-- BEGIN Data for this exercise --

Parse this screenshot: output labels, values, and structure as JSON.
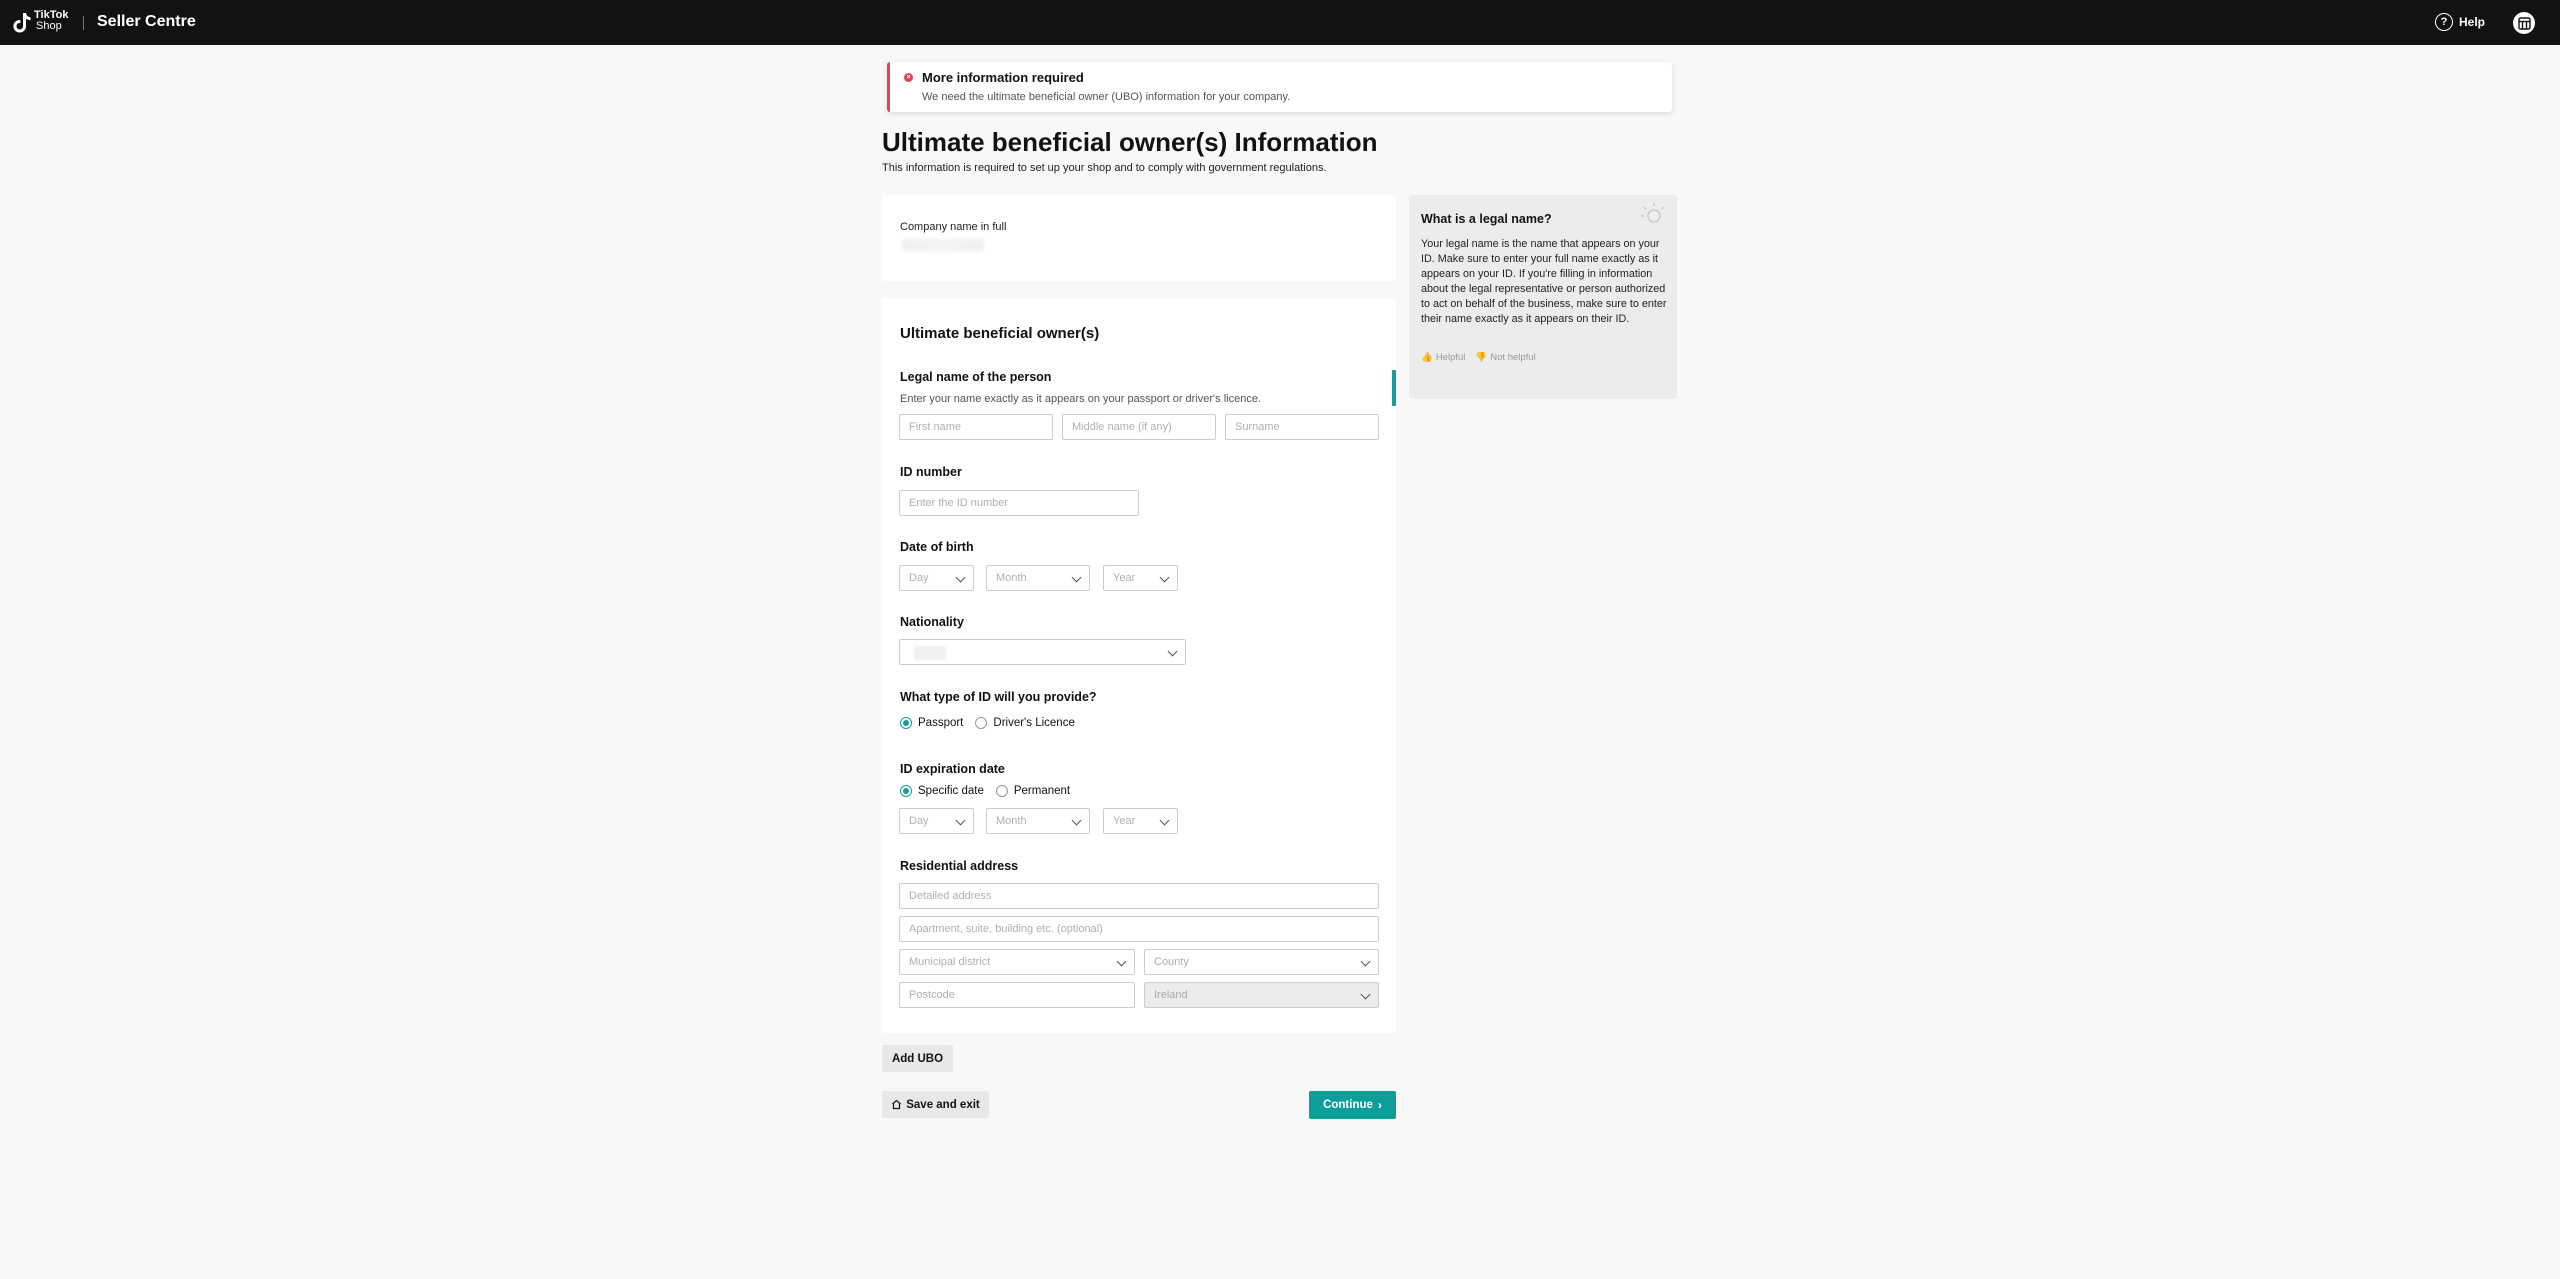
{
  "header": {
    "logo_line1": "TikTok",
    "logo_line2": "Shop",
    "brand": "Seller Centre",
    "help_label": "Help"
  },
  "alert": {
    "title": "More information required",
    "description": "We need the ultimate beneficial owner (UBO) information for your company.",
    "color": "#e04455"
  },
  "page": {
    "title": "Ultimate beneficial owner(s) Information",
    "subtitle": "This information is required to set up your shop and to comply with government regulations."
  },
  "company": {
    "label": "Company name in full"
  },
  "ubo": {
    "section_title": "Ultimate beneficial owner(s)",
    "legal_name": {
      "label": "Legal name of the person",
      "hint": "Enter your name exactly as it appears on your passport or driver's licence.",
      "first_placeholder": "First name",
      "middle_placeholder": "Middle name (if any)",
      "surname_placeholder": "Surname"
    },
    "id_number": {
      "label": "ID number",
      "placeholder": "Enter the ID number"
    },
    "dob": {
      "label": "Date of birth",
      "day": "Day",
      "month": "Month",
      "year": "Year"
    },
    "nationality": {
      "label": "Nationality"
    },
    "id_type": {
      "label": "What type of ID will you provide?",
      "options": [
        "Passport",
        "Driver's Licence"
      ],
      "selected": "Passport"
    },
    "id_expiry": {
      "label": "ID expiration date",
      "options": [
        "Specific date",
        "Permanent"
      ],
      "selected": "Specific date",
      "day": "Day",
      "month": "Month",
      "year": "Year"
    },
    "address": {
      "label": "Residential address",
      "detailed_placeholder": "Detailed address",
      "apartment_placeholder": "Apartment, suite, building etc. (optional)",
      "district_placeholder": "Municipal district",
      "county_placeholder": "County",
      "postcode_placeholder": "Postcode",
      "country_value": "Ireland"
    }
  },
  "actions": {
    "add_ubo": "Add UBO",
    "save_exit": "Save and exit",
    "continue": "Continue"
  },
  "help_panel": {
    "title": "What is a legal name?",
    "body": "Your legal name is the name that appears on your ID. Make sure to enter your full name exactly as it appears on your ID. If you're filling in information about the legal representative or person authorized to act on behalf of the business, make sure to enter their name exactly as it appears on their ID.",
    "helpful": "Helpful",
    "not_helpful": "Not helpful"
  },
  "colors": {
    "accent": "#0e9e9a",
    "header_bg": "#121212",
    "error": "#e04455"
  }
}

-- END Data for this exercise --

Search the entries for the word "your", then list each line that holds it.

## [Full output]
    "description": "We need the ultimate beneficial owner (UBO) information for your company.",
    "subtitle": "This information is required to set up your shop and to comply with government regulations."
      "hint": "Enter your name exactly as it appears on your passport or driver's licence.",
    "body": "Your legal name is the name that appears on your ID. Make sure to enter your full name exactly as it appears on your ID. If you're filling in information about the legal representative or person authorized to act on behalf of the business, make sure to enter their name exactly as it appears on their ID.",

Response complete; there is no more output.